[Items listed in a dataset]
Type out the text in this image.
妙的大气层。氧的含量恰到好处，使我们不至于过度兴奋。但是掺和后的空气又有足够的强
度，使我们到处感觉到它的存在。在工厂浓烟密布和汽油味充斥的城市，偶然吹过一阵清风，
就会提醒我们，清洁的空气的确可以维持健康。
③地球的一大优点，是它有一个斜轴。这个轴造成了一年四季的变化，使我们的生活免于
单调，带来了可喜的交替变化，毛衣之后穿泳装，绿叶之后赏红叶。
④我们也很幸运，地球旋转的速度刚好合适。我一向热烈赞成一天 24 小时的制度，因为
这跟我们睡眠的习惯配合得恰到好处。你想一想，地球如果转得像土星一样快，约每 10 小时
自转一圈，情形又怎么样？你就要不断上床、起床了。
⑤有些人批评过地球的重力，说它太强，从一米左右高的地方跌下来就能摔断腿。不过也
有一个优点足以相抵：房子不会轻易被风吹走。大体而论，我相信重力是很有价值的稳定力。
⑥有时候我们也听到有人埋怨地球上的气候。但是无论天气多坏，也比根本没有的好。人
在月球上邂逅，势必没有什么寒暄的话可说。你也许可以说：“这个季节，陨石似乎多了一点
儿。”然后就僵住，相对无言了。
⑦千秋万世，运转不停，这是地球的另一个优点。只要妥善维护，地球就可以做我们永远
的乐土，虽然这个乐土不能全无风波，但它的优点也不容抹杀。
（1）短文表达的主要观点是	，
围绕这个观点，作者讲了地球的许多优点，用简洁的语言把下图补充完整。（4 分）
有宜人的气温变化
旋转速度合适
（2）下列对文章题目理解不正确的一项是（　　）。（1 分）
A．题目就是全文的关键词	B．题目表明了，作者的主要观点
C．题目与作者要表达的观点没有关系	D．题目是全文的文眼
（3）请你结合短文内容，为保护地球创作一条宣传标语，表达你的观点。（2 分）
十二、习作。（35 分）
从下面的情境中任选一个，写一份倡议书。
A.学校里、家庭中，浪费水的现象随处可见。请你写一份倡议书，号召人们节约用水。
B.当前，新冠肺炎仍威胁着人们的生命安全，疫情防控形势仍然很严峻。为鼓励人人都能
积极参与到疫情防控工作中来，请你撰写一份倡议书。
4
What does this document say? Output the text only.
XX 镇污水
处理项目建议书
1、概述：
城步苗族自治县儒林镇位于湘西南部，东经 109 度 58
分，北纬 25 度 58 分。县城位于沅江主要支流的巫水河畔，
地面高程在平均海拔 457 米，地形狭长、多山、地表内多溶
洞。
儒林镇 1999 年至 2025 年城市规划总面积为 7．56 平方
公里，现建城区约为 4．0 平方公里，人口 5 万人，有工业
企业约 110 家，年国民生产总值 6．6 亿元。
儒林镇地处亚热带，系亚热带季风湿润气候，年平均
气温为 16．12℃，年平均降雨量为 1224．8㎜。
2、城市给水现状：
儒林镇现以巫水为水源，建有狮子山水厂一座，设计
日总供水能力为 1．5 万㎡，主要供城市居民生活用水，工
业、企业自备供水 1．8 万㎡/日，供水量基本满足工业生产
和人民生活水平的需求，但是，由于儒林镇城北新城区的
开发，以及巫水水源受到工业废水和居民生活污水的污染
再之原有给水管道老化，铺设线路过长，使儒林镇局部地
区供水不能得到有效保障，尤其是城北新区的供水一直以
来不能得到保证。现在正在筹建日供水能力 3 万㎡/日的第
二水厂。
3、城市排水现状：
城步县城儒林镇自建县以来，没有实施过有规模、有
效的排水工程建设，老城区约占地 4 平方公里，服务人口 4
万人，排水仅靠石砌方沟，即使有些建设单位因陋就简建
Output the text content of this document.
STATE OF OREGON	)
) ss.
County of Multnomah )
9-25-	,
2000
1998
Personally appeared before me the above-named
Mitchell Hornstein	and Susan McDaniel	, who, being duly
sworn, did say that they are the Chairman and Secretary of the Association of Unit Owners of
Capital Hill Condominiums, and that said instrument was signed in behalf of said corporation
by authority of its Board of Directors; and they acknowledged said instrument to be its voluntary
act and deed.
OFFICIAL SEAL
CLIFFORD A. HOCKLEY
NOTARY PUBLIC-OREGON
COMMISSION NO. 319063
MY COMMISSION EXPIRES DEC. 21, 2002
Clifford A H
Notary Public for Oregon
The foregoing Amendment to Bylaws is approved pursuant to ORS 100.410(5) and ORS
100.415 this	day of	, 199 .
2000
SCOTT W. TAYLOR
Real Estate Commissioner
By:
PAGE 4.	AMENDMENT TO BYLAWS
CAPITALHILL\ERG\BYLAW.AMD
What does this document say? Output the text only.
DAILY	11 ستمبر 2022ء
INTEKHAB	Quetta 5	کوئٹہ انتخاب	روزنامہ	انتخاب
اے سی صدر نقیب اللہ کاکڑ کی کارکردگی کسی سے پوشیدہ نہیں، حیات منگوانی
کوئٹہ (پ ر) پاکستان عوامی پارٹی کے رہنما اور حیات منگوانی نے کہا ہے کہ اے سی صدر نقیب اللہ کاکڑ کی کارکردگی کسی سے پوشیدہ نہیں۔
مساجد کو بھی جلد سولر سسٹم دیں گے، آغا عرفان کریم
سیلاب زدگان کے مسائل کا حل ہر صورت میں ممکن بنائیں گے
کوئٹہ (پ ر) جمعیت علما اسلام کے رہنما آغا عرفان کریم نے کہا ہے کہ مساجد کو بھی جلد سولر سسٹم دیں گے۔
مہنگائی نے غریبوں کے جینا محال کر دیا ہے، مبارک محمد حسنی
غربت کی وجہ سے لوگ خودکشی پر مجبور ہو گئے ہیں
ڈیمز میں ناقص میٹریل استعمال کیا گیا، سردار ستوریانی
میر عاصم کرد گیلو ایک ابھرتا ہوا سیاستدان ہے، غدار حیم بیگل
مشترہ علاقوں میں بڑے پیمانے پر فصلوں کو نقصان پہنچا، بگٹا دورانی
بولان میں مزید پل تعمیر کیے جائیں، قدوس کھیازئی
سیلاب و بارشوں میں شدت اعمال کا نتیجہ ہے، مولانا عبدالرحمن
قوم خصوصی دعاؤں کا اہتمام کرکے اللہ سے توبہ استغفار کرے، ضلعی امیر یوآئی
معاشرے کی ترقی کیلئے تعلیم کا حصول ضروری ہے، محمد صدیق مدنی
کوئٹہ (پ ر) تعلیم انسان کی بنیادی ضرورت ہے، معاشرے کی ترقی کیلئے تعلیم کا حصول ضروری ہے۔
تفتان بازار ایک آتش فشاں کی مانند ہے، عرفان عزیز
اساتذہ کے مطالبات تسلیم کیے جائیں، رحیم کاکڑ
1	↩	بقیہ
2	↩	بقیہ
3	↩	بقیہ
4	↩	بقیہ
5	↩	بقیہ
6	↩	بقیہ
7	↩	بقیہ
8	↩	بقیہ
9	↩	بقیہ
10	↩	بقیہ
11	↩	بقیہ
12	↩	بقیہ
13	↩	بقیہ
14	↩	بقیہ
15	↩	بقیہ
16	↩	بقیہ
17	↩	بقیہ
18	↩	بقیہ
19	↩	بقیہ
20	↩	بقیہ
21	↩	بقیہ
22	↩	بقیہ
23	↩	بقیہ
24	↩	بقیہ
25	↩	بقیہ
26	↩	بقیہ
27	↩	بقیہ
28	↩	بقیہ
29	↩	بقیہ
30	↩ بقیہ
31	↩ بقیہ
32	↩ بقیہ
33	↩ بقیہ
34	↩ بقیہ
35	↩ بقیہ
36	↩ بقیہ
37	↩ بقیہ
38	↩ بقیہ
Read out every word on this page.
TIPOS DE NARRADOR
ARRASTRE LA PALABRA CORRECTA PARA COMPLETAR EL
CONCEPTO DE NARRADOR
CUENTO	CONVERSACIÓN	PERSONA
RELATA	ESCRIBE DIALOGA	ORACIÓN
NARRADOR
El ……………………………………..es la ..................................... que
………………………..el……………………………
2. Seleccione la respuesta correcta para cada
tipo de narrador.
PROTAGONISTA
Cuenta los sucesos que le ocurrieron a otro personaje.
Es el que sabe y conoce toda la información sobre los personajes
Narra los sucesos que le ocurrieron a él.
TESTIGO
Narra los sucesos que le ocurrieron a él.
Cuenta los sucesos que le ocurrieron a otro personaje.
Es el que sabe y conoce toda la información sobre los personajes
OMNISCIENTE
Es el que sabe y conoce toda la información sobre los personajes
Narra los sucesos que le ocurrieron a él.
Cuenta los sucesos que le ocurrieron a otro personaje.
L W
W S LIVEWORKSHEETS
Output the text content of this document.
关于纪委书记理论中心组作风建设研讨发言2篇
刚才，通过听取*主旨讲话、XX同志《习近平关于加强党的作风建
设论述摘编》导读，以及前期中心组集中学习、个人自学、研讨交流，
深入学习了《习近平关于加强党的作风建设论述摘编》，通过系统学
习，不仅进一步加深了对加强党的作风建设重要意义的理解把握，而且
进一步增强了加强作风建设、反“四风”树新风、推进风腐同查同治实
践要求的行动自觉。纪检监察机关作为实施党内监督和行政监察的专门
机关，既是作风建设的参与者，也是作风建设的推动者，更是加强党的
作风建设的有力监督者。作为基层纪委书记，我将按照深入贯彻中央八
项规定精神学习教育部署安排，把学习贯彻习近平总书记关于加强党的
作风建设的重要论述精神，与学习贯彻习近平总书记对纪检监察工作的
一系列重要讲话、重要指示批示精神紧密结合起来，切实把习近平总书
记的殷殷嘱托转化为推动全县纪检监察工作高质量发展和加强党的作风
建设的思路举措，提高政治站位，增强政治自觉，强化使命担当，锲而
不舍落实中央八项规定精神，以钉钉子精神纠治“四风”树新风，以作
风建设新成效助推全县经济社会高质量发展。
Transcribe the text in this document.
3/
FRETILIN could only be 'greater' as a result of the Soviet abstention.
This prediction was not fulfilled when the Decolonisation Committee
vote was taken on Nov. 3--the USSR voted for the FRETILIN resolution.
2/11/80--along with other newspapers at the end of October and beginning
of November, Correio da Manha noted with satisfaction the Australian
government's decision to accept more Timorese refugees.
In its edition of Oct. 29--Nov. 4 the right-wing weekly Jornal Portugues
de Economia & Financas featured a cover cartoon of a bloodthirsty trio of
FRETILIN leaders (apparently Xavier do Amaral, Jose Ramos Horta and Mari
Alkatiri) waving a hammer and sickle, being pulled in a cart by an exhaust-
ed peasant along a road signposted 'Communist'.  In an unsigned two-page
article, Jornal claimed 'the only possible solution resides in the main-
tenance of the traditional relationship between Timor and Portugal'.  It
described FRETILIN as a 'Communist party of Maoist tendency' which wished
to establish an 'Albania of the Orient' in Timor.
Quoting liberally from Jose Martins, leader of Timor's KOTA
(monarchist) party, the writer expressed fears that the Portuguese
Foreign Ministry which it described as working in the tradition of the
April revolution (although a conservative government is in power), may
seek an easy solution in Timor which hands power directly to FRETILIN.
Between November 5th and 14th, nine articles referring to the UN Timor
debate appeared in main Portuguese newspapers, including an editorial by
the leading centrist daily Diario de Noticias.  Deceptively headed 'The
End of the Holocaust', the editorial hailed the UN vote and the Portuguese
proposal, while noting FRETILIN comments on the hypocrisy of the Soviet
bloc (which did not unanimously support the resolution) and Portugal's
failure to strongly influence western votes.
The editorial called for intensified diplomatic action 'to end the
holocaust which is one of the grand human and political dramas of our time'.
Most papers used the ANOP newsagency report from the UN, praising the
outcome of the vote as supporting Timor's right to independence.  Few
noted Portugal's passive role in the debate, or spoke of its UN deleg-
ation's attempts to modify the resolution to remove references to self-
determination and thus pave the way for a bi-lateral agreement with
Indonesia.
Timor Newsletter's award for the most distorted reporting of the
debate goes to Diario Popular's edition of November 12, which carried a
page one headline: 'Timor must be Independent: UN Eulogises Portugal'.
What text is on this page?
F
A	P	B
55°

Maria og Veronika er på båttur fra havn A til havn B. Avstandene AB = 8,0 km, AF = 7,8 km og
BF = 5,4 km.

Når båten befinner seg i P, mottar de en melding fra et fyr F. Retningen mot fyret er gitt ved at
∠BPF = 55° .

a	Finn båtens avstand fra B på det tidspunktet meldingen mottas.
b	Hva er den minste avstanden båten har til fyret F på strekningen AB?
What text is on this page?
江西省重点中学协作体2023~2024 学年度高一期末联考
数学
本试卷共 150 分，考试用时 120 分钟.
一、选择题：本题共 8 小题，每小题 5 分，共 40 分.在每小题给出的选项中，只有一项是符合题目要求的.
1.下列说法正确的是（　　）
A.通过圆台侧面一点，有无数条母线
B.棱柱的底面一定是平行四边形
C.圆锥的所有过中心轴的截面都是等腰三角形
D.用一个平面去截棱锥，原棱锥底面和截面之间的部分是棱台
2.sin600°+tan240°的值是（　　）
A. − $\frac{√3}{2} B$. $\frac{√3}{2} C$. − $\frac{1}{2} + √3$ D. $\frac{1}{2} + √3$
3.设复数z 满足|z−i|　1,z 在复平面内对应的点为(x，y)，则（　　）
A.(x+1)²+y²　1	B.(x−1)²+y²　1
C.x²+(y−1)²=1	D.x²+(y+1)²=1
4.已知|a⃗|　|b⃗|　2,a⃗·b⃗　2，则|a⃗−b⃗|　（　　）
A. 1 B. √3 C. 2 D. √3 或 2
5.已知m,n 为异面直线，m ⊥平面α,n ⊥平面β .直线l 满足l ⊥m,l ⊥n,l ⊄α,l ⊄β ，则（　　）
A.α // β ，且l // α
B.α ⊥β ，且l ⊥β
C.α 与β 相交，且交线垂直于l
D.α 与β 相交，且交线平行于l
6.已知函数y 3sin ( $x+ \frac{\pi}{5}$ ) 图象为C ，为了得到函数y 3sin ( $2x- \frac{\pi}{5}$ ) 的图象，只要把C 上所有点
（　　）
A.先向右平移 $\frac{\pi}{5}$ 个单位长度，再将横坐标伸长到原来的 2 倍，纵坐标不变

What you have to do. For the string "power", count the lines of the entries above that include it; answer with the number only.

Worked answer. 2